(Figure data in JSON)
%%
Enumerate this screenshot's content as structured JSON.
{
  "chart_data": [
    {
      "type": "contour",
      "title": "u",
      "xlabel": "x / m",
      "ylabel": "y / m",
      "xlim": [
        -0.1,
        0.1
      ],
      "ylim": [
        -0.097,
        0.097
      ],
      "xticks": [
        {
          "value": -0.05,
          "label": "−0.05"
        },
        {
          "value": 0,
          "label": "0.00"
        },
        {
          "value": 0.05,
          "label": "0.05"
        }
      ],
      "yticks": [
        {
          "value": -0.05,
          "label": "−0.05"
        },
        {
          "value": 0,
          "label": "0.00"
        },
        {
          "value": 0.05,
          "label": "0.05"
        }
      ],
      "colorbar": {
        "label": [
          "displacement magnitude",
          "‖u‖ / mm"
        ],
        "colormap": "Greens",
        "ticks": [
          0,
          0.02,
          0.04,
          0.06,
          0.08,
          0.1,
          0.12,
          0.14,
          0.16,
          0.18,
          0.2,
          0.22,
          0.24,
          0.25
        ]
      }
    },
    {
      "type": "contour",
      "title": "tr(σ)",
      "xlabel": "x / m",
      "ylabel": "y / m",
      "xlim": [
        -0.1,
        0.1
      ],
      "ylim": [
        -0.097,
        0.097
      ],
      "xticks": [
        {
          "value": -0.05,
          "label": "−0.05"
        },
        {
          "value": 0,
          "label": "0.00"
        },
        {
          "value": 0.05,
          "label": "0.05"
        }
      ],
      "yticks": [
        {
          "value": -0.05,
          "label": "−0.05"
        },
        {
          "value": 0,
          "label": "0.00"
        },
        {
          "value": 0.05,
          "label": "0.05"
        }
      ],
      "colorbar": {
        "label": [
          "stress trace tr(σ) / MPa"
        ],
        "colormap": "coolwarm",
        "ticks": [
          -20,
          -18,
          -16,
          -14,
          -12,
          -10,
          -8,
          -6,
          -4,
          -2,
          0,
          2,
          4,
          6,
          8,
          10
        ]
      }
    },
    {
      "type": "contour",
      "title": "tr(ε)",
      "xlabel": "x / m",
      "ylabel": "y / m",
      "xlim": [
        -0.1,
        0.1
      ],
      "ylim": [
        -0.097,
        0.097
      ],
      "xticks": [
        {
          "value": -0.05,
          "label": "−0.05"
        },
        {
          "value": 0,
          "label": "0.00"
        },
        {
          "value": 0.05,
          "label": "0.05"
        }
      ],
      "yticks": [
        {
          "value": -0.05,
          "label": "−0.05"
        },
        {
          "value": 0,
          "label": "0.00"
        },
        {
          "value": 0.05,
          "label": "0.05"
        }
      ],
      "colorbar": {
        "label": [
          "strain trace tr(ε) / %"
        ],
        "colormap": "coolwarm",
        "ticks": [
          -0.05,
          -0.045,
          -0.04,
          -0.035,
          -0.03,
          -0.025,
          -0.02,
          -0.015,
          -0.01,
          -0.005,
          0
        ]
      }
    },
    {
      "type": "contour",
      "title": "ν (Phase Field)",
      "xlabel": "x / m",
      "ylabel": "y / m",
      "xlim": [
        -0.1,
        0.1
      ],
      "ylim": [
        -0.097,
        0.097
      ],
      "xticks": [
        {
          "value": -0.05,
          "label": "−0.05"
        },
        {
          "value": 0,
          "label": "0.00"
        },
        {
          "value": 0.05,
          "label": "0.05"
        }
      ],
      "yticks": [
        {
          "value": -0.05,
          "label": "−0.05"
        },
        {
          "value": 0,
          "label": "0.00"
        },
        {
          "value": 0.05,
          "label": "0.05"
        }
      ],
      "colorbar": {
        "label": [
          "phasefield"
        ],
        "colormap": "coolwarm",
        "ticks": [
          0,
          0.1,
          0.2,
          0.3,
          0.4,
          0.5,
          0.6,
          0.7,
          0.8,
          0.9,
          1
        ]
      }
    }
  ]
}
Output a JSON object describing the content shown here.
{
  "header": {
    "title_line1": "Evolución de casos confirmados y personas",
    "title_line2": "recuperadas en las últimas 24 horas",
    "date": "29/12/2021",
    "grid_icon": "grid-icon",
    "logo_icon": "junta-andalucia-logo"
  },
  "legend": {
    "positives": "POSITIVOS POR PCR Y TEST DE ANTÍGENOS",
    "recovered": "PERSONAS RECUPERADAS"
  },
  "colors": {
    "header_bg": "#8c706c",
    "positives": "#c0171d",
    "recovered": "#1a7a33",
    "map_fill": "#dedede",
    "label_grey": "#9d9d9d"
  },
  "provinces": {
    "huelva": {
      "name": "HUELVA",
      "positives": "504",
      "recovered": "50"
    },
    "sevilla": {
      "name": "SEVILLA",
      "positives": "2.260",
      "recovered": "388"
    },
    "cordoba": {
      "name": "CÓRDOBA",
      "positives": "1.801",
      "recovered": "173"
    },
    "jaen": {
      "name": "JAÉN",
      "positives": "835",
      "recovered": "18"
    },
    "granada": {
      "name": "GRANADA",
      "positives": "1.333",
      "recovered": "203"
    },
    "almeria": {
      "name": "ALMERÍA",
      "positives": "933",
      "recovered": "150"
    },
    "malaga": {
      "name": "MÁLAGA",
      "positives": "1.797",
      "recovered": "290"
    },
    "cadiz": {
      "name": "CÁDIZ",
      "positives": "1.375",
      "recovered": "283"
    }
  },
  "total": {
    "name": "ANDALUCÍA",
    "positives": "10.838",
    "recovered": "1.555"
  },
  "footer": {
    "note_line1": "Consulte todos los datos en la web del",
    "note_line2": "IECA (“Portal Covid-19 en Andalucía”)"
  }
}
%%
→ Description of the task: Using the records above, please retype only the run of lines from the line holding "Output a JSON" through the last line, both ends included.

→ Answer for this exercise:
Output a JSON object describing the content shown here.
{
  "header": {
    "title_line1": "Evolución de casos confirmados y personas",
    "title_line2": "recuperadas en las últimas 24 horas",
    "date": "29/12/2021",
    "grid_icon": "grid-icon",
    "logo_icon": "junta-andalucia-logo"
  },
  "legend": {
    "positives": "POSITIVOS POR PCR Y TEST DE ANTÍGENOS",
    "recovered": "PERSONAS RECUPERADAS"
  },
  "colors": {
    "header_bg": "#8c706c",
    "positives": "#c0171d",
    "recovered": "#1a7a33",
    "map_fill": "#dedede",
    "label_grey": "#9d9d9d"
  },
  "provinces": {
    "huelva": {
      "name": "HUELVA",
      "positives": "504",
      "recovered": "50"
    },
    "sevilla": {
      "name": "SEVILLA",
      "positives": "2.260",
      "recovered": "388"
    },
    "cordoba": {
      "name": "CÓRDOBA",
      "positives": "1.801",
      "recovered": "173"
    },
    "jaen": {
      "name": "JAÉN",
      "positives": "835",
      "recovered": "18"
    },
    "granada": {
      "name": "GRANADA",
      "positives": "1.333",
      "recovered": "203"
    },
    "almeria": {
      "name": "ALMERÍA",
      "positives": "933",
      "recovered": "150"
    },
    "malaga": {
      "name": "MÁLAGA",
      "positives": "1.797",
      "recovered": "290"
    },
    "cadiz": {
      "name": "CÁDIZ",
      "positives": "1.375",
      "recovered": "283"
    }
  },
  "total": {
    "name": "ANDALUCÍA",
    "positives": "10.838",
    "recovered": "1.555"
  },
  "footer": {
    "note_line1": "Consulte todos los datos en la web del",
    "note_line2": "IECA (“Portal Covid-19 en Andalucía”)"
  }
}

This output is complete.